**Challenge**
Look for the word "database" in each line and report the count of matching lines, with nothing added.

--------------------

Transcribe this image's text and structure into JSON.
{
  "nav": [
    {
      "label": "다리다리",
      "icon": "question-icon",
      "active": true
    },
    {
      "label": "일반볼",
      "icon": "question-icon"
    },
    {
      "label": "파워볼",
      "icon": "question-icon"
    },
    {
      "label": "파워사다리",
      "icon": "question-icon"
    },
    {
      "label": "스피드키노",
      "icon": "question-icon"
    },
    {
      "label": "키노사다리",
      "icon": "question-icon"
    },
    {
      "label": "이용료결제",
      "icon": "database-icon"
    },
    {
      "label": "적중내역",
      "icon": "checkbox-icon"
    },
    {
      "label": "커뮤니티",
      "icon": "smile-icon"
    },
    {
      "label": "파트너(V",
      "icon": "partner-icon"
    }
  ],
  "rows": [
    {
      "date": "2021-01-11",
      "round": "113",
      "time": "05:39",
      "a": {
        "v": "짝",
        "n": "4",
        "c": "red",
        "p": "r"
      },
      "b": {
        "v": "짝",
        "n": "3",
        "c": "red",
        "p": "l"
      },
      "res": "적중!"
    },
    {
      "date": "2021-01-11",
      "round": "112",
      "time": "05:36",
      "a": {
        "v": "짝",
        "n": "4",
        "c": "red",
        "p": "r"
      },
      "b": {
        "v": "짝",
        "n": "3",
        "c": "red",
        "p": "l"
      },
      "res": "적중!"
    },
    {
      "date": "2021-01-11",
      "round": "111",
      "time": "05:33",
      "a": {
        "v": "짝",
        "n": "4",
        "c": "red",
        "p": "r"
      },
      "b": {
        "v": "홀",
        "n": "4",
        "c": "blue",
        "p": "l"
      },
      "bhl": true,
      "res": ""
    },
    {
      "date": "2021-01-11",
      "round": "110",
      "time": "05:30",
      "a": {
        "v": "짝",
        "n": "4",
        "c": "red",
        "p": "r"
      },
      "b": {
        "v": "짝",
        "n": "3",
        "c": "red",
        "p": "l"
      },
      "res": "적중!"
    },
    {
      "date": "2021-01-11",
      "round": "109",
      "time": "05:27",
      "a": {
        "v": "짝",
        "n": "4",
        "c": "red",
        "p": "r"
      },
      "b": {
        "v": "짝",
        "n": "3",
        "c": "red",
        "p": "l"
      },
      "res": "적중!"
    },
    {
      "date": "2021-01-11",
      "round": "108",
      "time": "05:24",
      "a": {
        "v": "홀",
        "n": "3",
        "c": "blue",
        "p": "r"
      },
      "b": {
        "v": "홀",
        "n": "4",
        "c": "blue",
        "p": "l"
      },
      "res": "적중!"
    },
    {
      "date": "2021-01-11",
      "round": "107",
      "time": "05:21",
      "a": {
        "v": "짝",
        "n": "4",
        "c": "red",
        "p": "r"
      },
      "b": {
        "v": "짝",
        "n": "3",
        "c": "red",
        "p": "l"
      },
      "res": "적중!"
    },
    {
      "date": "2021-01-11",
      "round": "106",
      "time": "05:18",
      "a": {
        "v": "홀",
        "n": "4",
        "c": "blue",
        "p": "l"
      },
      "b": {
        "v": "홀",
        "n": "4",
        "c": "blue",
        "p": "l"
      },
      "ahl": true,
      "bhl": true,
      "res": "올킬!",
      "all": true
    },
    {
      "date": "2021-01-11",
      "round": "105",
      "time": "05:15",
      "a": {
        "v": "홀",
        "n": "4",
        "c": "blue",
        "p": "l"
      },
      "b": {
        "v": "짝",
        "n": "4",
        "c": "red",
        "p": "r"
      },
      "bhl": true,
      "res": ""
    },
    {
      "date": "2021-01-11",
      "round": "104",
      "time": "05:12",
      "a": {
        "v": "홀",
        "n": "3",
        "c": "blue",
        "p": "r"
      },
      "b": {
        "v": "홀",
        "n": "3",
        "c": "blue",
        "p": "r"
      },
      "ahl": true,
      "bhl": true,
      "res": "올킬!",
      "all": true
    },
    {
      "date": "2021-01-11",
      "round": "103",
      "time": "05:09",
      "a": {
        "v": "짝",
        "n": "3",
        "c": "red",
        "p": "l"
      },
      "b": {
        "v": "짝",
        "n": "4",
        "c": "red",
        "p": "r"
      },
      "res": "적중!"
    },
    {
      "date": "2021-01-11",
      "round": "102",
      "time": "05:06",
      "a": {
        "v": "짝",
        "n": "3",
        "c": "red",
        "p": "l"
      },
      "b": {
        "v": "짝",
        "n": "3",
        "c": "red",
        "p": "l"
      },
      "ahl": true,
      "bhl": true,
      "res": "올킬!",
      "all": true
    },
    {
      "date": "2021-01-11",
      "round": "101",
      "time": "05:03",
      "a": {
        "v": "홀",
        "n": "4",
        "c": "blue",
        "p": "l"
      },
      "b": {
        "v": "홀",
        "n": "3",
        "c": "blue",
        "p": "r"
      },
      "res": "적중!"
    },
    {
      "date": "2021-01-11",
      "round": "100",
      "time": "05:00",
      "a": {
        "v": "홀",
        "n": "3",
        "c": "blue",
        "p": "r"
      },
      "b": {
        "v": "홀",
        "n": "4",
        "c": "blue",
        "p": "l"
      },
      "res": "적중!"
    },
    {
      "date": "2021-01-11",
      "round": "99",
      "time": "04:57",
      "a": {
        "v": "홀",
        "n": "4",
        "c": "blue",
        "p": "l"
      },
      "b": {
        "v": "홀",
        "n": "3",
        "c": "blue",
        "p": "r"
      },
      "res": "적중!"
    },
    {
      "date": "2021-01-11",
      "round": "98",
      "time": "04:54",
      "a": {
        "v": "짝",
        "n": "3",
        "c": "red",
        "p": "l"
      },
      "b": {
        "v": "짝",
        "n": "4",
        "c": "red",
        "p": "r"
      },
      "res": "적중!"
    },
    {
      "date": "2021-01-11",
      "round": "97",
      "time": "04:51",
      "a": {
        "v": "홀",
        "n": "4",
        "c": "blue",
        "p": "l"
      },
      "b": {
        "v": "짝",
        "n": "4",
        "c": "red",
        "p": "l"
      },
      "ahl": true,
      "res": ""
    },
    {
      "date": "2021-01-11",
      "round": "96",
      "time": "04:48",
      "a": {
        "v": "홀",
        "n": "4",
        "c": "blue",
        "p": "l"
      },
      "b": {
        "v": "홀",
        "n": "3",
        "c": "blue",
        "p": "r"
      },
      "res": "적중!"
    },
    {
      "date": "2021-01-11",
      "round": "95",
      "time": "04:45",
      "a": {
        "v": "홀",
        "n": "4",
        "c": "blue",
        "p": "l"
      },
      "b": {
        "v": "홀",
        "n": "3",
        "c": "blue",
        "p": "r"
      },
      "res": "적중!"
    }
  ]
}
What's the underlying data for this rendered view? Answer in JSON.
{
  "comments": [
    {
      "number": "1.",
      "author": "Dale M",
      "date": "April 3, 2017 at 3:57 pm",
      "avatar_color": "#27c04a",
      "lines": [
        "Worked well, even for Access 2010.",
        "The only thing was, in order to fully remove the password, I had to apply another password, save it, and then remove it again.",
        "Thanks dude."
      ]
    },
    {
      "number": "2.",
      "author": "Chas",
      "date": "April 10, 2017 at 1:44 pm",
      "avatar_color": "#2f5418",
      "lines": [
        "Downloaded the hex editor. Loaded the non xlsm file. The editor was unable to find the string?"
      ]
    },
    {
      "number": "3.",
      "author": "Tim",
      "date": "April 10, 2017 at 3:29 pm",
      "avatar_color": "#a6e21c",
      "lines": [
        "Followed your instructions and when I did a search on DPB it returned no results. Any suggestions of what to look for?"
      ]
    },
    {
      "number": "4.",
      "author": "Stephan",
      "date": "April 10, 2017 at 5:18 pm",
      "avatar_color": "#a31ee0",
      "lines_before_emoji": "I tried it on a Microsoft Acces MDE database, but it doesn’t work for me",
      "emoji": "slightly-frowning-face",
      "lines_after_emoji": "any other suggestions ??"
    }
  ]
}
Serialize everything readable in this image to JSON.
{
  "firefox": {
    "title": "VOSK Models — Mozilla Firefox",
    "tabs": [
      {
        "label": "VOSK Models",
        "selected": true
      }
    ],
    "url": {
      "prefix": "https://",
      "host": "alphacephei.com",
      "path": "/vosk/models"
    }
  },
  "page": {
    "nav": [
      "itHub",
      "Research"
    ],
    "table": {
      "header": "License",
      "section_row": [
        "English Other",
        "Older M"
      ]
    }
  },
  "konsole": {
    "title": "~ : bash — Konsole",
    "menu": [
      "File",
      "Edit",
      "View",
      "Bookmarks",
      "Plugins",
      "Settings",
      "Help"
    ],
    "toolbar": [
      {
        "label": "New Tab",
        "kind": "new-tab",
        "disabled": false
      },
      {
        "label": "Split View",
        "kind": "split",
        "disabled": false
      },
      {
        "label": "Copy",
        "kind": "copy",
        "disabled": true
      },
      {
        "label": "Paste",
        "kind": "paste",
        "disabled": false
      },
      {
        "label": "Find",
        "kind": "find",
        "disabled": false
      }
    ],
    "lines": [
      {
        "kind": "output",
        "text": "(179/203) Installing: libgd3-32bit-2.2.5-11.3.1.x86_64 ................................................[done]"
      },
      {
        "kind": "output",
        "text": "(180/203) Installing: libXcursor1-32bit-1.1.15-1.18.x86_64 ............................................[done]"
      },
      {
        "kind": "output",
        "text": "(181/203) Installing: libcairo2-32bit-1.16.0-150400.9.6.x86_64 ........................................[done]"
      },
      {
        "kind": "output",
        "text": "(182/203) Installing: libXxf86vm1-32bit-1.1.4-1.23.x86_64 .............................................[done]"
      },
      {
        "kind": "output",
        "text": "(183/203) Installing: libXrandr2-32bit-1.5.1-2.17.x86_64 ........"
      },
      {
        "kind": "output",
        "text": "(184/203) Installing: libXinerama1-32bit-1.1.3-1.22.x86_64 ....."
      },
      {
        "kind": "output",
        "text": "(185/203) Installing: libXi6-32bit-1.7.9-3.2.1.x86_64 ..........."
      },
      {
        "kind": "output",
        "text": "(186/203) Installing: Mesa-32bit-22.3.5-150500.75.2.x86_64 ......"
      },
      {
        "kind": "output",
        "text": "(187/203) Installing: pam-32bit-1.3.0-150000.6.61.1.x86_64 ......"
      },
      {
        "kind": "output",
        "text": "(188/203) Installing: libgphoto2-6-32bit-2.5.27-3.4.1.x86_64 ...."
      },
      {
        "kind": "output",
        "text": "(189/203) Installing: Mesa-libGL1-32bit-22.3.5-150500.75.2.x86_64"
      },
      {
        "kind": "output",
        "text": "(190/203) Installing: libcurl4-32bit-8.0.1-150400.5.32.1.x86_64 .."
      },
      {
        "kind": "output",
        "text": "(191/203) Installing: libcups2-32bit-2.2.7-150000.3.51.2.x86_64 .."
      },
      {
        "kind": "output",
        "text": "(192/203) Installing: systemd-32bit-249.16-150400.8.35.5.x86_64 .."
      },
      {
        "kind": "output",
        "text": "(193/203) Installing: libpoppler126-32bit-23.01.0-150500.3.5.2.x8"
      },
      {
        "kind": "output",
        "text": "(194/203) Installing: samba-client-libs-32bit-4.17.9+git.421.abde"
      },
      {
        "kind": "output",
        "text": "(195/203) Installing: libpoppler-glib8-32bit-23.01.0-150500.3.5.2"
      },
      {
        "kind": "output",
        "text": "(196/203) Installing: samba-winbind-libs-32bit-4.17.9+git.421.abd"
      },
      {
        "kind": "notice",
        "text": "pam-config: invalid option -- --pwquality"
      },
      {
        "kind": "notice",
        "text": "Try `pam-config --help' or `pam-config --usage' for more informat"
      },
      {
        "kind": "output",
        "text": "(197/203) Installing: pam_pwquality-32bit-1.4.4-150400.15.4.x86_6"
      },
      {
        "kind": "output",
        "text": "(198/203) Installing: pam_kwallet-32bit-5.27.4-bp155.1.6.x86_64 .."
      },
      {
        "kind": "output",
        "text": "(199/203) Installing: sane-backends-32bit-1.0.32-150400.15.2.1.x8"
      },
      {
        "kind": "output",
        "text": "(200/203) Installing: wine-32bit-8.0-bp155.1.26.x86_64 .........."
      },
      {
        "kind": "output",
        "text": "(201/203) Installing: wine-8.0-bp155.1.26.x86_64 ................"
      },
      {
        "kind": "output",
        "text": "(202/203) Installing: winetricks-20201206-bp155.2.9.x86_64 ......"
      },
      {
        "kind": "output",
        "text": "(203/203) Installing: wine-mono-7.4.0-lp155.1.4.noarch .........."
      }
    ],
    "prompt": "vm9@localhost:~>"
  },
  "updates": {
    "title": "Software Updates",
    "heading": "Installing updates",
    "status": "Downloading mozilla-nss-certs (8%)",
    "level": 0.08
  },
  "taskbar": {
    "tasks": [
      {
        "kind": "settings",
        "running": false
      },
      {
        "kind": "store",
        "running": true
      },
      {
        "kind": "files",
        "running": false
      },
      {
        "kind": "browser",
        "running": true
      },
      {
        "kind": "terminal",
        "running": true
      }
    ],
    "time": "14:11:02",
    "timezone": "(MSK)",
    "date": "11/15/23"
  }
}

--------------------

**Expected answer**
2